Search the entries for the word "icon" and pull out each line that has it.
# # #
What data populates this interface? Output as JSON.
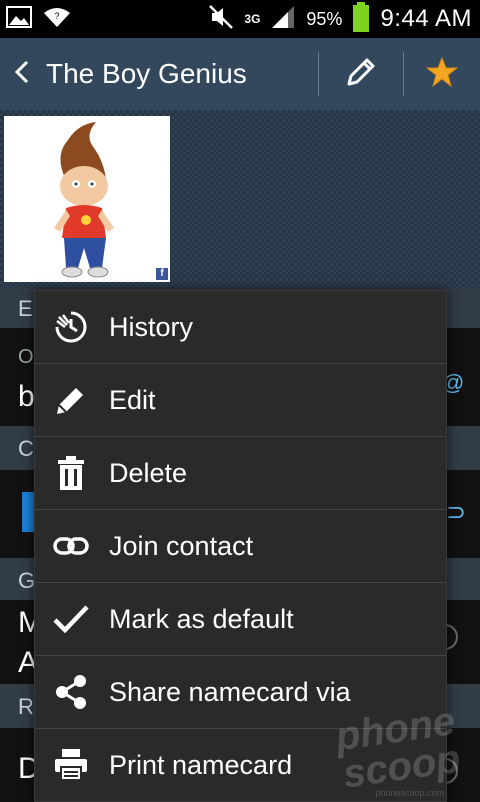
{
  "status_bar": {
    "network": "3G",
    "battery_percent": "95%",
    "time": "9:44 AM"
  },
  "action_bar": {
    "title": "The Boy Genius",
    "edit_icon": "pencil-icon",
    "favorite_icon": "star-icon",
    "star_color": "#f5a623"
  },
  "background_fragments": {
    "row1_head": "E",
    "row2_sub": "O",
    "row2_main": "b",
    "row3_head": "C",
    "row4_head": "G",
    "row5_line1": "M",
    "row5_line2": "A",
    "row6_head": "R",
    "row7_main": "D"
  },
  "menu": {
    "items": [
      {
        "label": "History",
        "icon": "history-icon"
      },
      {
        "label": "Edit",
        "icon": "pencil-icon"
      },
      {
        "label": "Delete",
        "icon": "trash-icon"
      },
      {
        "label": "Join contact",
        "icon": "link-icon"
      },
      {
        "label": "Mark as default",
        "icon": "checkmark-icon"
      },
      {
        "label": "Share namecard via",
        "icon": "share-icon"
      },
      {
        "label": "Print namecard",
        "icon": "printer-icon"
      }
    ]
  },
  "watermark": {
    "line1": "phone",
    "line2": "scoop",
    "url": "phonescoop.com"
  }
}
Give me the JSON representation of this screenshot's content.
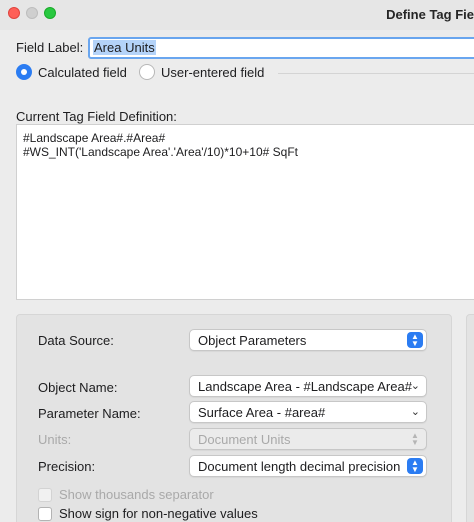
# # #
**Answer for the task**.
    "edit_icon": "pencil-icon",
    "favorite_icon": "star-icon",
        "icon": "history-icon"
        "icon": "pencil-icon"
        "icon": "trash-icon"
        "icon": "link-icon"
        "icon": "checkmark-icon"
        "icon": "share-icon"
        "icon": "printer-icon"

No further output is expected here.